> [Extracted text]:
-- Start --
Home Gotopia Articles Is Machine Learn...

Is Machine Learning a Black Box?

Data science has become a bigger part of software engineering. Where does the path lead? What have the changes been over the last couple of years and where are we heading? In this unscripted episode, Dean Wampler takes you on a journey through data science.

Share on:
linkedin facebook

Read further

Data science has become a bigger part of software engineering. Where does the path lead? What have the changes been over the last couple of years and where are we heading? In this unscripted episode, Dean Wampler takes you on a journey through data science.




Preben Thorø: My name is Preben and I'm part of the GOTO team. And with me, I have Dean Wampler today. Good morning, Dean. Thanks for getting up so early.

Dean Wampler: Good morning, Preben. That's not that early. So good to be here with you today.

Preben Thorø: Thank you. May I ask you to do a very short presentation of yourself?

Dean Wampler: My name is Dean Wampler, I work for Domino Data Lab, which is a vendor of an integrated suite of tools for data science and MLOps. I've been in the Scala community for over a decade, mostly working in the data science industry one way or the other, on either the engineering side or most of the engineering side, but some data science for the last decade or so. So it's kind of a nice intersection of those two areas of interest for me being at Domino right now.

Preben Thorø: Thank you. Yes. And it's no big secret that we've known each other for some years. You're part of the wonderful GOTO community that we have in the Chicago area.

Dean Wampler: Yeah, this conference here has been great. I'll be very happy when it finally goes live again. I really miss it.


The gap between data science and software development

Preben Thorø: We are doing our best. When we briefly talked a couple of weeks ago, you mentioned that one of the things that you are really struggling with is spending a lot of mental energy on the gap between data science and software development. That kind of surprised me because I heard the same story three years ago. Does that mean we haven't really come any further?

Dean Wampler: Yeah, I think it's going through a lot of refinement. The current thinking for example is the DevOps side of the software world has been very successful at solving a lot of problems to make deployments of production software easier, automated, all those things. Maybe we should do something similar on our side, our side being the data science side. I think if you look back a few years ago, people were sort of figuring out. All right, here's a model, I don't know how to get it into production. I don't know what to do with it after that. And so they would put it in a container and put it in production and hope for the best, and maybe start looking at some metrics to know when the model is performing well and so forth.

And now we're getting to that phase where we really need a little bit more control, more data governance, more automation, repeatability so we can do traceability back when problems happen and so forth. It’s been a process of maturation. If you go into any typical organization of data scientists and data engineers, they'll be all over the map in terms of maturity in this way too. So a lot of that is happening as well as people learn, maybe what they should be doing.

Preben Thorø: So we have actually moved those past three, five years. We're on a journey here. That's what you're saying

Dean Wampler: Pretty much. As we all know, nothing happens overnight.

Preben Thorø: No, that's true. How long did it take before we finally got to melt dev and ops together? I think that was a journey, too.
-- End --
> [Information shown]:
-- Start --
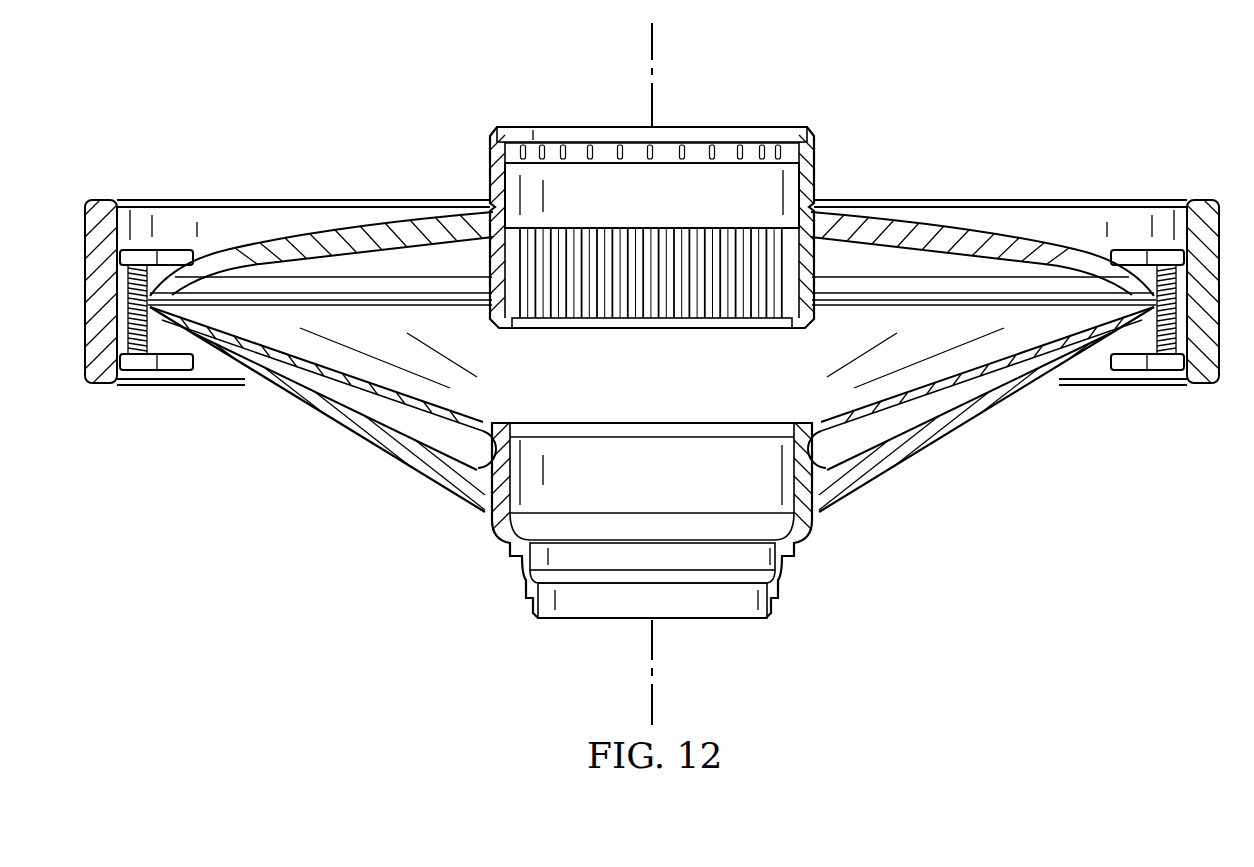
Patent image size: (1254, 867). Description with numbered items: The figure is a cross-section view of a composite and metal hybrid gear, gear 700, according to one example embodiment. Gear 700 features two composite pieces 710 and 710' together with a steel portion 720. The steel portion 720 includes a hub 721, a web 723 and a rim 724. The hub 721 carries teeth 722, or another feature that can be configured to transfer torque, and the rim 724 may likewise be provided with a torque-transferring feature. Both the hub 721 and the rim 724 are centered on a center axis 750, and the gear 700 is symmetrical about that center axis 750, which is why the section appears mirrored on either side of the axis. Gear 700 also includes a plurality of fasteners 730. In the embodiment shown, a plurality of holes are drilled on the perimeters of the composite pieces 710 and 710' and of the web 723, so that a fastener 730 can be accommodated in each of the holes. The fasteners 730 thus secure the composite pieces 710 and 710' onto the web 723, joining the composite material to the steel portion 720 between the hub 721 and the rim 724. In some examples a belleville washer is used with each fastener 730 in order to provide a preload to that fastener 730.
-- End --
> [Exercise goal]: Resume the interview between Preben Thorø and Dean Wampler on data science and software development, picking up right after its final line.

> [Result of the task]:
Dean Wampler: That was, and it took something like cloud services, in very generic terms, organizations like Netflix, Google, and so forth, who realized, we never can have downtime. We have to figure out how to do this stuff live with deploying new things and keeping the site up and running. And once they figured all that out, then they found out “You know what, we don't have to do these big bang deployments anymore. We can do things incrementally with very little impact to end-users, except in good ways, new features.”

So I think that's where the data science world is coming into. There are several differences. And one I'll just mention offhand is you don't necessarily deploy models over and over again really fast like you might for some applications daily. You typically leave a model running for a while until it's clear that it needs to be updated. Nevertheless, a lot of the same challenges exist in the data world, plus some new ones.

Preben Thorø: Help me, I don't really see how that can be a challenge. You let the model run to gather experience. Or you train the model in production for some time. And then at some point when maybe you train it in a test system, you deploy it to production when you'll feel it's mature. How is that different from testing your software over periods and then move it to production?

Dean Wampler: There are certainly analogies that people are exploiting. You mentioned something that's kind of an interesting, sort of smaller trend and that is, should we train in production or maybe have a production level pipeline, which is fully automated in the usual way that we build software now. Or should we let data scientists continue to build models sort of incrementally iteratively in their experimental environments? And then we take that artifact and check it into version control of some kind and deploy that right away, in which case, it feels a little bit more like how we do software.

I think we're gonna get to the point where most, at least larger organizations will decide, you know what, if we deploy a model, it's exactly the same thing as, "This software works on my machine. Why isn't it running in production?" We really actually need to get to a maturity level where data scientists figure out the model structure like so-called hyperparameters. You’re using some sort of representative data to determine this seems like a good model and then let an automated pipeline actually build the deployable model itself.

There are some other bandages to that you can verify, that you're training at scale whereas the data scientists might be using a smaller data set for performance reasons. If you have data governance concerns about who has access to certain data, you can hide that completely behind your pipeline of training. There's a bunch of reasons like that, but mostly it's the repeatability, the traceability aspects. When I put a model in production, I wanna know exactly how it was built, what data was used to train it, and then be able to trace back. If it's problematic, then I'll have a full suite of traceability artifacts that I can use to understand or hopefully understand why it failed.

I think this is important. There's a lot of analogies that we can leverage a lot of tooling in DevOps but there are some unique aspects and there's a maturation process that people are figuring out what should be automated versus what is still okay to sort of hand-build.


Is machine learning a black box?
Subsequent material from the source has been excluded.